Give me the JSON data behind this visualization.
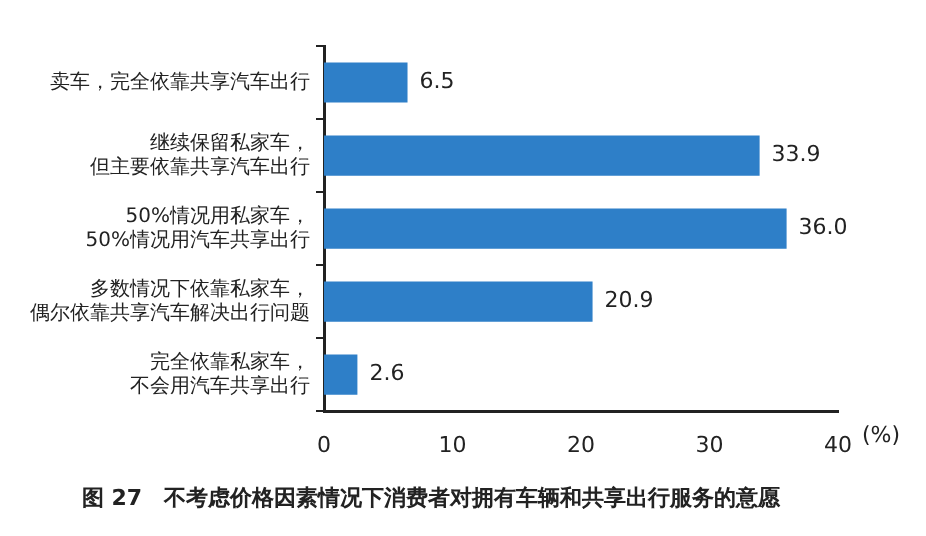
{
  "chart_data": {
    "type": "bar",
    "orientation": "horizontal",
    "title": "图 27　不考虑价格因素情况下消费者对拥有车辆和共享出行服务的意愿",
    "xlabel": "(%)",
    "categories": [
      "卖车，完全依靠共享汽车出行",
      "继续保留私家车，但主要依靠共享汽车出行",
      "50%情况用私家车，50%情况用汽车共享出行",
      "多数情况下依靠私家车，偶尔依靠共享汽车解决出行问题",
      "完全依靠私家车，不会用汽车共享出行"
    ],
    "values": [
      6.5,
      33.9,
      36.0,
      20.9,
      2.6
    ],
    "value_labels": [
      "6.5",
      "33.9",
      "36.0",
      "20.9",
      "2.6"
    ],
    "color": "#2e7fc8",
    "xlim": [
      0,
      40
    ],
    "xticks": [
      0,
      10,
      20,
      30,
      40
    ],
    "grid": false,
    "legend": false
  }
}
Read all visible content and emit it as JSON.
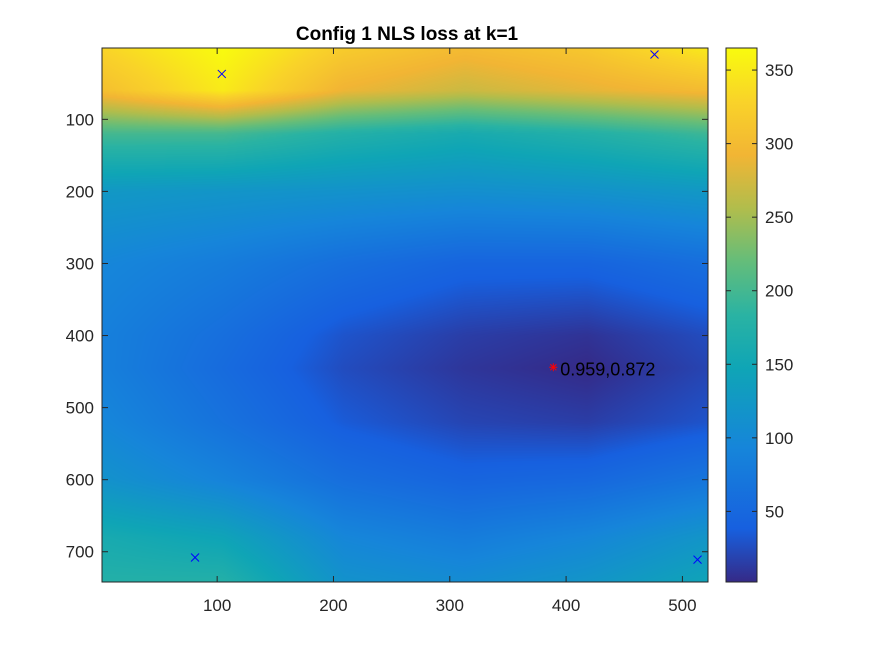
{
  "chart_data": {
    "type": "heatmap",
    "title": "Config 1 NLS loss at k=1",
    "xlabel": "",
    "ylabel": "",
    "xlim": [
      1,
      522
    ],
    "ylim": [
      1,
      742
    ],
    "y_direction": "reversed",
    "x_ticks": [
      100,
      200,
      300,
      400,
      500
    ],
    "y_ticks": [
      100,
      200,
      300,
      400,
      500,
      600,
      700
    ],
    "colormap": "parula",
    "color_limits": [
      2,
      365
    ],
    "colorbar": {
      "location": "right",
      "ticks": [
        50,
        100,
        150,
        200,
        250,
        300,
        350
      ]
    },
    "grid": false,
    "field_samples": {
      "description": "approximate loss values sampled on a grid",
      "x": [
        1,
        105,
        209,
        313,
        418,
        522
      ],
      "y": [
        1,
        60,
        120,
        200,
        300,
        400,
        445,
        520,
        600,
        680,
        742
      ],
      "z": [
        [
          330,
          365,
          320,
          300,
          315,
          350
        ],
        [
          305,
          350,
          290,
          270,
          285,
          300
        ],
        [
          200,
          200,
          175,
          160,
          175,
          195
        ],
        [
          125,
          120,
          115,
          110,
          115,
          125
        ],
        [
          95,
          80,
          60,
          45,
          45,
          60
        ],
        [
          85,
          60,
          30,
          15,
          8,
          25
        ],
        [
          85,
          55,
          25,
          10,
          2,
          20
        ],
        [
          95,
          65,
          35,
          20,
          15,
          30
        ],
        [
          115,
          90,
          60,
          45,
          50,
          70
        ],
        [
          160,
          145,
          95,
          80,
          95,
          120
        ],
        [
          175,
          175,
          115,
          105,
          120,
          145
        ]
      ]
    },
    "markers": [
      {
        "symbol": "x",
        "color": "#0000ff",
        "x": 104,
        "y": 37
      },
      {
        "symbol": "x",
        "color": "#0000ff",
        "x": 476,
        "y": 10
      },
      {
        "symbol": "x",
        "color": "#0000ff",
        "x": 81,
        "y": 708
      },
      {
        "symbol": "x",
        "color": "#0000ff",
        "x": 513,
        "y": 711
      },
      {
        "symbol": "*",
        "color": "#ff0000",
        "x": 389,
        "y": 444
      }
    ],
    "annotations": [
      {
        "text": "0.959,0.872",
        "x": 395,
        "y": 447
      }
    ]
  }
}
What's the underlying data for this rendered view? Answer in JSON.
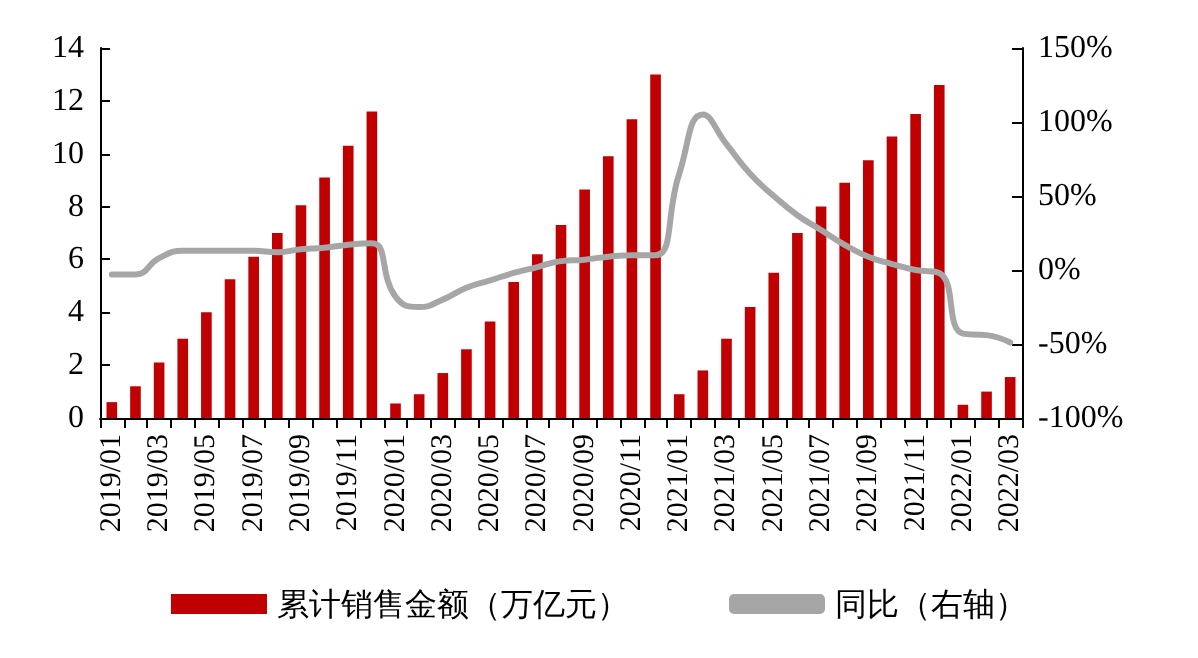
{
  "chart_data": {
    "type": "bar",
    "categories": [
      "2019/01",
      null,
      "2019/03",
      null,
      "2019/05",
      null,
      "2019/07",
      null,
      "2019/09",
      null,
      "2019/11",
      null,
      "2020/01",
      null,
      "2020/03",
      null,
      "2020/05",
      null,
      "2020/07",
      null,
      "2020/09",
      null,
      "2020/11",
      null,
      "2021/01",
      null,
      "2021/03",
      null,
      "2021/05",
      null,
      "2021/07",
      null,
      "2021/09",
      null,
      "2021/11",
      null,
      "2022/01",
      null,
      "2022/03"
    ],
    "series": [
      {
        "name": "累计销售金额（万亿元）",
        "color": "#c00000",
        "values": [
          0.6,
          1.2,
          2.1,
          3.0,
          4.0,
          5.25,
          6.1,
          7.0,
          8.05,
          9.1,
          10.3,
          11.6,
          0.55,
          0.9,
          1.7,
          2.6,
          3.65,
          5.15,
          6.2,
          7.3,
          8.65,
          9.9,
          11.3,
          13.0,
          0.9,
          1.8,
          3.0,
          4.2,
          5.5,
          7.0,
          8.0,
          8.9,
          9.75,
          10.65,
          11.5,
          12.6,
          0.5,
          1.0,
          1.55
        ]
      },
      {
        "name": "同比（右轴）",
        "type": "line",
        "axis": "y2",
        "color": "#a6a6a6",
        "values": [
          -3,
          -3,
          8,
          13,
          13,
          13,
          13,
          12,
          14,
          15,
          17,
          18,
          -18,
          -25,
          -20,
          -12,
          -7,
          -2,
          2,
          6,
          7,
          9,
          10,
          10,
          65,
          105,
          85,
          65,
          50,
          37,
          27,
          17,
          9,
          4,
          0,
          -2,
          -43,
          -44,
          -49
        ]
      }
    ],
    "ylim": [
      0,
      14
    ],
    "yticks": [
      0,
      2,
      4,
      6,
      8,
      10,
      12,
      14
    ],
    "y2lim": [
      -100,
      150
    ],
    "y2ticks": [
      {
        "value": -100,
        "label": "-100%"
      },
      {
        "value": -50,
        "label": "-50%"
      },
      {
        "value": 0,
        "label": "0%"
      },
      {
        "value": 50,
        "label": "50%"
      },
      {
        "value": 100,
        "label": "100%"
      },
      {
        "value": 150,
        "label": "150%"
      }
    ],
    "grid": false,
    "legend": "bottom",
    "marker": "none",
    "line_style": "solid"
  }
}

Request – Find the lines above holding the word "this" and show them.

Task solution –
Give me the JSON data behind this visualization.
What's the underlying data for this rendered view? Answer in JSON.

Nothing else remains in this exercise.